Goal. Locate the lines of the listing below that hold "若将小球", then copy each of them.
▼
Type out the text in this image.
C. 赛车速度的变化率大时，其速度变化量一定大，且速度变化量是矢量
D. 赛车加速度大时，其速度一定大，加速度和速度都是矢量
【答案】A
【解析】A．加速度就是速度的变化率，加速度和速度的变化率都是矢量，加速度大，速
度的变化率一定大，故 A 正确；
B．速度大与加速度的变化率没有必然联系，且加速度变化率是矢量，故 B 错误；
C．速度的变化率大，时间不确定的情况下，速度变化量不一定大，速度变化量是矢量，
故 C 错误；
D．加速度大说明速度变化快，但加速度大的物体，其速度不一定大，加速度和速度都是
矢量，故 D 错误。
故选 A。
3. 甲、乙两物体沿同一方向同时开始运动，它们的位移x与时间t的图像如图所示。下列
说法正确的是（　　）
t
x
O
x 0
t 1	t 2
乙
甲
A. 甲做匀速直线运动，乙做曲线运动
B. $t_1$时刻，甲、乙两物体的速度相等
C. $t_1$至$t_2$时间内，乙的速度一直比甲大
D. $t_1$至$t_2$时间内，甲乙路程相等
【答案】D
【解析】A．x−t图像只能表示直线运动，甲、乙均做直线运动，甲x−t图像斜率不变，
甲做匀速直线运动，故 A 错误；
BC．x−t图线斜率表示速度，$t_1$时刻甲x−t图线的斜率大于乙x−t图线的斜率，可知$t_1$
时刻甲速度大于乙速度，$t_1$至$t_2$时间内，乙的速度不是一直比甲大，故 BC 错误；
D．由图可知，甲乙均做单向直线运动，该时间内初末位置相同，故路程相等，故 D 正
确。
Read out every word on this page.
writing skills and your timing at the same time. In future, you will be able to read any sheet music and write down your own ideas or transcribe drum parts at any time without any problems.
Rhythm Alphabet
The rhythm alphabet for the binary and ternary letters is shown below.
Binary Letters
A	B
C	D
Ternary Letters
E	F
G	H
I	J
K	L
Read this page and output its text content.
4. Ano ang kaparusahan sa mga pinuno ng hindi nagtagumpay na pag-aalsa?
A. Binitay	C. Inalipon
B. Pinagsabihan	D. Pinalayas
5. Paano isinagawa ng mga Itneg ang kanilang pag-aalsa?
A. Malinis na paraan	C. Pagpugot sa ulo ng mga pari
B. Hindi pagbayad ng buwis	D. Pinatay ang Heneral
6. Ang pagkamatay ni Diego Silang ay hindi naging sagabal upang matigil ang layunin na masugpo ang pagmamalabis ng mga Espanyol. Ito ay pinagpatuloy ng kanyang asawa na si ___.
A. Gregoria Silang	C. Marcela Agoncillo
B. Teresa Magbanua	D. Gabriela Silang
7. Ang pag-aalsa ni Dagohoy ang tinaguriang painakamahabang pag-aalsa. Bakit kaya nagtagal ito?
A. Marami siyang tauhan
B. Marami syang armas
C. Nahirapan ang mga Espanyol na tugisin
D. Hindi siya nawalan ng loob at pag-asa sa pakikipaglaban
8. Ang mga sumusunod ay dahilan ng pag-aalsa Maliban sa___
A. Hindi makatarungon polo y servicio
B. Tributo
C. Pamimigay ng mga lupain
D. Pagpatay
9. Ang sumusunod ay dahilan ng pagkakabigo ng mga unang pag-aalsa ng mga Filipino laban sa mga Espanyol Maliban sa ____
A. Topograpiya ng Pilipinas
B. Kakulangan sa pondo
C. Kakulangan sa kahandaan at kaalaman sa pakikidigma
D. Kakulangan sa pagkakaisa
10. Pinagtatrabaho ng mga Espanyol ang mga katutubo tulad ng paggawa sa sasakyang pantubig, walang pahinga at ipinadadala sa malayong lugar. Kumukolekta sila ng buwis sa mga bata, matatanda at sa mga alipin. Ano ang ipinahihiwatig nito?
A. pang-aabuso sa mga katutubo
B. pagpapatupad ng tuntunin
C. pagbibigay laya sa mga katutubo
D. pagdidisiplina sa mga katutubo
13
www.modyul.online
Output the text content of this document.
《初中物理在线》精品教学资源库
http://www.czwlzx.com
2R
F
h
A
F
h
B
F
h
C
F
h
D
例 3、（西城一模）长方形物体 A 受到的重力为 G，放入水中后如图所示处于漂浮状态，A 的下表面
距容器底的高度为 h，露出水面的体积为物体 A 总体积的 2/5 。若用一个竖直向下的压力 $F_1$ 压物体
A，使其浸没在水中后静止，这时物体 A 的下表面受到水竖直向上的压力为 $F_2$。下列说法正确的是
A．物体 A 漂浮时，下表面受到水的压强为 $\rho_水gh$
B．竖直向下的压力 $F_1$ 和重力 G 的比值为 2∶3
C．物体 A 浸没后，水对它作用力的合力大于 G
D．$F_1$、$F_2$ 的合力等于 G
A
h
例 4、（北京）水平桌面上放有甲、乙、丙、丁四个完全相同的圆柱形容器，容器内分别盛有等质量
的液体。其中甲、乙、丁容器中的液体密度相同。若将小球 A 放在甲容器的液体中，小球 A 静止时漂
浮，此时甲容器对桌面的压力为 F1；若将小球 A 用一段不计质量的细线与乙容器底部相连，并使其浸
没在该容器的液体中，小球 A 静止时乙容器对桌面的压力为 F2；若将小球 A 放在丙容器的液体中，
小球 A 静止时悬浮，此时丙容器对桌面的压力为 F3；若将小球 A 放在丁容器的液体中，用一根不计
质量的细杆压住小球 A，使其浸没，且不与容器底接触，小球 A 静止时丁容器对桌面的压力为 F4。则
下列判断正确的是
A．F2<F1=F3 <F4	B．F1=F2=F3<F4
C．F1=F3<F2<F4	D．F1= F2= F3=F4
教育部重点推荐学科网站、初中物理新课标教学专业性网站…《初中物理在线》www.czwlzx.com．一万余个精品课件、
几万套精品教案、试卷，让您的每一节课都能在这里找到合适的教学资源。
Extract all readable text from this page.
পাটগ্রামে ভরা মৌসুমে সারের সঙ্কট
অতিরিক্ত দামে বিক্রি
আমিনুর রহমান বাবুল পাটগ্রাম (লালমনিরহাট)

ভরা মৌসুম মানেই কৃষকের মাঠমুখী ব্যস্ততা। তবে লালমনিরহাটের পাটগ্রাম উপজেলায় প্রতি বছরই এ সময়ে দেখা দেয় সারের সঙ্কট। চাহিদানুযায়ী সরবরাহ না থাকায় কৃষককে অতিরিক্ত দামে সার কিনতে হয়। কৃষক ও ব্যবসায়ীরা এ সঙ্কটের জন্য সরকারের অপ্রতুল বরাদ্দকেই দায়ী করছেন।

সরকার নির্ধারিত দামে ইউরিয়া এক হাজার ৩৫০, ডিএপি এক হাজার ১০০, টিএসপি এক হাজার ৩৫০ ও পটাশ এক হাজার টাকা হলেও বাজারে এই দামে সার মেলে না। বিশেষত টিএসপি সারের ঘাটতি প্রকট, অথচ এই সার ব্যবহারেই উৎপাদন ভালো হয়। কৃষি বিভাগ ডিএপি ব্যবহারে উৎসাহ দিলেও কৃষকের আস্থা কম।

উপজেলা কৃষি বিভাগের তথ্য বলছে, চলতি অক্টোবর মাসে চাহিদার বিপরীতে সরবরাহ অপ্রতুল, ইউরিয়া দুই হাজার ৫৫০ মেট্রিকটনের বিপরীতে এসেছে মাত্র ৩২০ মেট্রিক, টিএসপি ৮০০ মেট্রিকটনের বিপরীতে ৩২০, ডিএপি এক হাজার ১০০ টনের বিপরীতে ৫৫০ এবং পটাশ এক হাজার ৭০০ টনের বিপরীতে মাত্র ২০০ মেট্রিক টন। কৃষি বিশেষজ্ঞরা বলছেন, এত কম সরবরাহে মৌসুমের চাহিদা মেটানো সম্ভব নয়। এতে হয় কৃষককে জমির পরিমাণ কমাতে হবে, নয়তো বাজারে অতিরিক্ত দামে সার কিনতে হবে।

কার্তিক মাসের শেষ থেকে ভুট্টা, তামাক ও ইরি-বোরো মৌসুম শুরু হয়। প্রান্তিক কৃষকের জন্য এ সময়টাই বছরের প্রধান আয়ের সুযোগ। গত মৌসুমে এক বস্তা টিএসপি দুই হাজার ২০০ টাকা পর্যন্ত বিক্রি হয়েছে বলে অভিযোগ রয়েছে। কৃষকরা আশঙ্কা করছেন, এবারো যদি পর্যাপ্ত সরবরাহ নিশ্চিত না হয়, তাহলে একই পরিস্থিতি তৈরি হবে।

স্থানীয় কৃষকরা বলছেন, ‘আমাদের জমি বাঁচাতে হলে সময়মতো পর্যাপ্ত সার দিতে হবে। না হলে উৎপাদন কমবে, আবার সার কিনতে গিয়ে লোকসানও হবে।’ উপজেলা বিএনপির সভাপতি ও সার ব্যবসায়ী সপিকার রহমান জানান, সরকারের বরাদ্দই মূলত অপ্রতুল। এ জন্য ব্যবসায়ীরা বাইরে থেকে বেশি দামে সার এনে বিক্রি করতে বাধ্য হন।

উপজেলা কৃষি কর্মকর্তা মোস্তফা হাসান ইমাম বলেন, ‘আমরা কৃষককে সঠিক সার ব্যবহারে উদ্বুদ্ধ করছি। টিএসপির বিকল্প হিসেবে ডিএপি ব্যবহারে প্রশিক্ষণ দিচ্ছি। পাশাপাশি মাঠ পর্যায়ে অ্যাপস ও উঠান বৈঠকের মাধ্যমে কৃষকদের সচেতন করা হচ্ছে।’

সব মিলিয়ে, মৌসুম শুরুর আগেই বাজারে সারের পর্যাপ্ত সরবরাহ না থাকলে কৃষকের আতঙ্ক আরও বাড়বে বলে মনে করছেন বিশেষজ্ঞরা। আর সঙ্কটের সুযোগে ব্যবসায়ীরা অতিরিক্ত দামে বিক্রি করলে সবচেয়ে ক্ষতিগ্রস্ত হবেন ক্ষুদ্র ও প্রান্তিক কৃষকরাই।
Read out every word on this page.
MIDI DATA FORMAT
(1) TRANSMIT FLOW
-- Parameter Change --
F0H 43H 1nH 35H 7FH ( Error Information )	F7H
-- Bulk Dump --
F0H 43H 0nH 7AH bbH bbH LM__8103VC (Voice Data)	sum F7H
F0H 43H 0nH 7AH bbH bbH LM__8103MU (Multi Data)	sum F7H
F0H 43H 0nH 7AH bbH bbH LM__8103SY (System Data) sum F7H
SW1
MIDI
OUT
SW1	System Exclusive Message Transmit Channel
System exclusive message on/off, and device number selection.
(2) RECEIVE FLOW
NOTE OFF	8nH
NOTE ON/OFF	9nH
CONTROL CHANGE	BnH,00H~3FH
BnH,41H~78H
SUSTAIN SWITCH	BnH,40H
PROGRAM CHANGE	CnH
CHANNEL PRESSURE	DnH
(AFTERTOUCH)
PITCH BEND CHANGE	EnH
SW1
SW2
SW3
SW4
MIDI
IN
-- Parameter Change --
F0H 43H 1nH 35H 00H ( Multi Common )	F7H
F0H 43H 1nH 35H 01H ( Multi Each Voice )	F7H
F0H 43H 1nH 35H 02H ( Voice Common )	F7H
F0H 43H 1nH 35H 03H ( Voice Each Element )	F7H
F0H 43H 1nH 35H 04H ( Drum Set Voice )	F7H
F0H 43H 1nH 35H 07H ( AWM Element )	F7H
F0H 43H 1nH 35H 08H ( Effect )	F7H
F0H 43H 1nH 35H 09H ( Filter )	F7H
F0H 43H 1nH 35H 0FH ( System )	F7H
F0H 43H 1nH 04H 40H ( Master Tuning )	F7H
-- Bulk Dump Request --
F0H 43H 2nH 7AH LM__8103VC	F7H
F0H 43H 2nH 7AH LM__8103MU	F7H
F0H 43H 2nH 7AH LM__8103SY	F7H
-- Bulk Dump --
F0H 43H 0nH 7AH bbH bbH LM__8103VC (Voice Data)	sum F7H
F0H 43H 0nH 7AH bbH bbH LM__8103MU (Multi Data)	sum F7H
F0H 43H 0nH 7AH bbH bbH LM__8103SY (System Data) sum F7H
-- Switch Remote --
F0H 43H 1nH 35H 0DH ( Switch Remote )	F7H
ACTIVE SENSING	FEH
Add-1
▲
Full output.
的液体。其中甲、乙、丁容器中的液体密度相同。若将小球 A 放在甲容器的液体中，小球 A 静止时漂
浮，此时甲容器对桌面的压力为 F1；若将小球 A 用一段不计质量的细线与乙容器底部相连，并使其浸
没在该容器的液体中，小球 A 静止时乙容器对桌面的压力为 F2；若将小球 A 放在丙容器的液体中，
小球 A 静止时悬浮，此时丙容器对桌面的压力为 F3；若将小球 A 放在丁容器的液体中，用一根不计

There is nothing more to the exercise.